## Start Material provided

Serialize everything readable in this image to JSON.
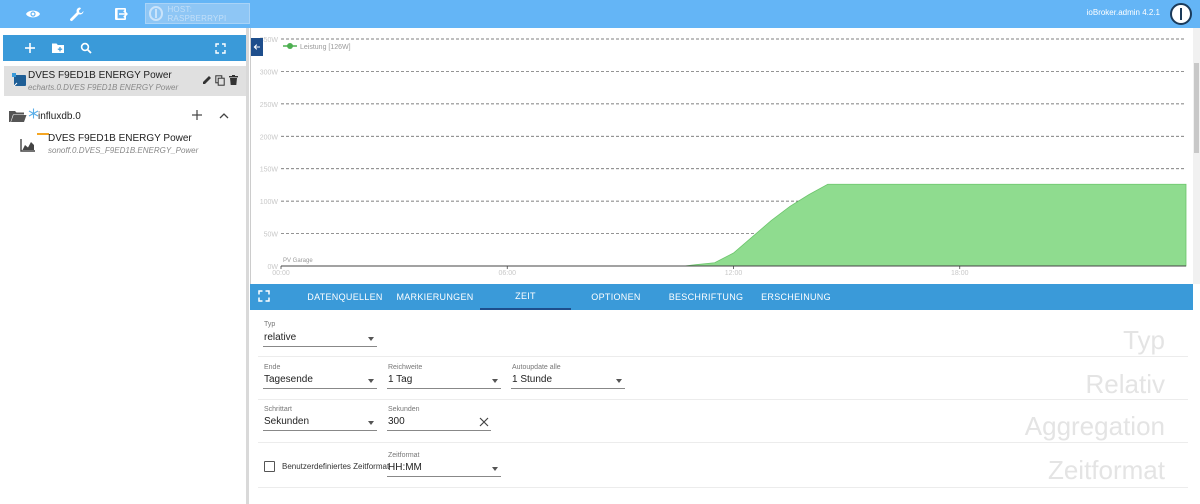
{
  "topbar": {
    "host_label": "HOST: RASPBERRYPI",
    "version": "ioBroker.admin 4.2.1",
    "icons": [
      "eye-icon",
      "wrench-icon",
      "logout-icon",
      "iobroker-logo-icon"
    ]
  },
  "left": {
    "toolbar_icons": [
      "add-icon",
      "new-folder-icon",
      "search-icon",
      "expand-icon"
    ],
    "items": [
      {
        "title": "DVES F9ED1B ENERGY Power",
        "subtitle": "echarts.0.DVES F9ED1B ENERGY Power",
        "selected": true
      },
      {
        "title": "influxdb.0",
        "subtitle": ""
      },
      {
        "title": "DVES F9ED1B ENERGY Power",
        "subtitle": "sonoff.0.DVES_F9ED1B.ENERGY_Power"
      }
    ]
  },
  "chart_data": {
    "type": "area",
    "title": "",
    "legend": [
      "Leistung [126W]"
    ],
    "legend_position": "top-left",
    "series_label": "PV Garage",
    "ylabel": "",
    "ylim": [
      0,
      350
    ],
    "yticks": [
      "0W",
      "50W",
      "100W",
      "150W",
      "200W",
      "250W",
      "300W",
      "350W"
    ],
    "xticks": [
      "00:00",
      "06:00",
      "12:00",
      "18:00"
    ],
    "x_hours": [
      0,
      10.7,
      11.0,
      11.5,
      12.0,
      12.5,
      13.0,
      13.5,
      14.0,
      14.5,
      15.0,
      15.5,
      16.0,
      16.5,
      17.0,
      24.0
    ],
    "values": [
      0,
      0,
      2,
      5,
      20,
      45,
      70,
      92,
      110,
      126,
      126,
      126,
      126,
      126,
      126,
      126
    ],
    "grid": true,
    "color": "#8fdc8f"
  },
  "tabs": {
    "items": [
      "DATENQUELLEN",
      "MARKIERUNGEN",
      "ZEIT",
      "OPTIONEN",
      "BESCHRIFTUNG",
      "ERSCHEINUNG"
    ],
    "active": "ZEIT"
  },
  "form": {
    "typ_label": "Typ",
    "typ_value": "relative",
    "ende_label": "Ende",
    "ende_value": "Tagesende",
    "reichweite_label": "Reichweite",
    "reichweite_value": "1 Tag",
    "autoupdate_label": "Autoupdate alle",
    "autoupdate_value": "1 Stunde",
    "schrittart_label": "Schrittart",
    "schrittart_value": "Sekunden",
    "sekunden_label": "Sekunden",
    "sekunden_value": "300",
    "custom_time_label": "Benutzerdefiniertes Zeitformat",
    "zeitformat_label": "Zeitformat",
    "zeitformat_value": "HH:MM",
    "ghost_typ": "Typ",
    "ghost_relativ": "Relativ",
    "ghost_aggregation": "Aggregation",
    "ghost_zeitformat": "Zeitformat"
  }
}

## End Material provided

* **Task details**
Without the pictures, write out the whole listing above exactly as it appears.

* **Exercise result**
Serialize everything readable in this image to JSON.
{
  "topbar": {
    "host_label": "HOST: RASPBERRYPI",
    "version": "ioBroker.admin 4.2.1",
    "icons": [
      "eye-icon",
      "wrench-icon",
      "logout-icon",
      "iobroker-logo-icon"
    ]
  },
  "left": {
    "toolbar_icons": [
      "add-icon",
      "new-folder-icon",
      "search-icon",
      "expand-icon"
    ],
    "items": [
      {
        "title": "DVES F9ED1B ENERGY Power",
        "subtitle": "echarts.0.DVES F9ED1B ENERGY Power",
        "selected": true
      },
      {
        "title": "influxdb.0",
        "subtitle": ""
      },
      {
        "title": "DVES F9ED1B ENERGY Power",
        "subtitle": "sonoff.0.DVES_F9ED1B.ENERGY_Power"
      }
    ]
  },
  "chart_data": {
    "type": "area",
    "title": "",
    "legend": [
      "Leistung [126W]"
    ],
    "legend_position": "top-left",
    "series_label": "PV Garage",
    "ylabel": "",
    "ylim": [
      0,
      350
    ],
    "yticks": [
      "0W",
      "50W",
      "100W",
      "150W",
      "200W",
      "250W",
      "300W",
      "350W"
    ],
    "xticks": [
      "00:00",
      "06:00",
      "12:00",
      "18:00"
    ],
    "x_hours": [
      0,
      10.7,
      11.0,
      11.5,
      12.0,
      12.5,
      13.0,
      13.5,
      14.0,
      14.5,
      15.0,
      15.5,
      16.0,
      16.5,
      17.0,
      24.0
    ],
    "values": [
      0,
      0,
      2,
      5,
      20,
      45,
      70,
      92,
      110,
      126,
      126,
      126,
      126,
      126,
      126,
      126
    ],
    "grid": true,
    "color": "#8fdc8f"
  },
  "tabs": {
    "items": [
      "DATENQUELLEN",
      "MARKIERUNGEN",
      "ZEIT",
      "OPTIONEN",
      "BESCHRIFTUNG",
      "ERSCHEINUNG"
    ],
    "active": "ZEIT"
  },
  "form": {
    "typ_label": "Typ",
    "typ_value": "relative",
    "ende_label": "Ende",
    "ende_value": "Tagesende",
    "reichweite_label": "Reichweite",
    "reichweite_value": "1 Tag",
    "autoupdate_label": "Autoupdate alle",
    "autoupdate_value": "1 Stunde",
    "schrittart_label": "Schrittart",
    "schrittart_value": "Sekunden",
    "sekunden_label": "Sekunden",
    "sekunden_value": "300",
    "custom_time_label": "Benutzerdefiniertes Zeitformat",
    "zeitformat_label": "Zeitformat",
    "zeitformat_value": "HH:MM",
    "ghost_typ": "Typ",
    "ghost_relativ": "Relativ",
    "ghost_aggregation": "Aggregation",
    "ghost_zeitformat": "Zeitformat"
  }
}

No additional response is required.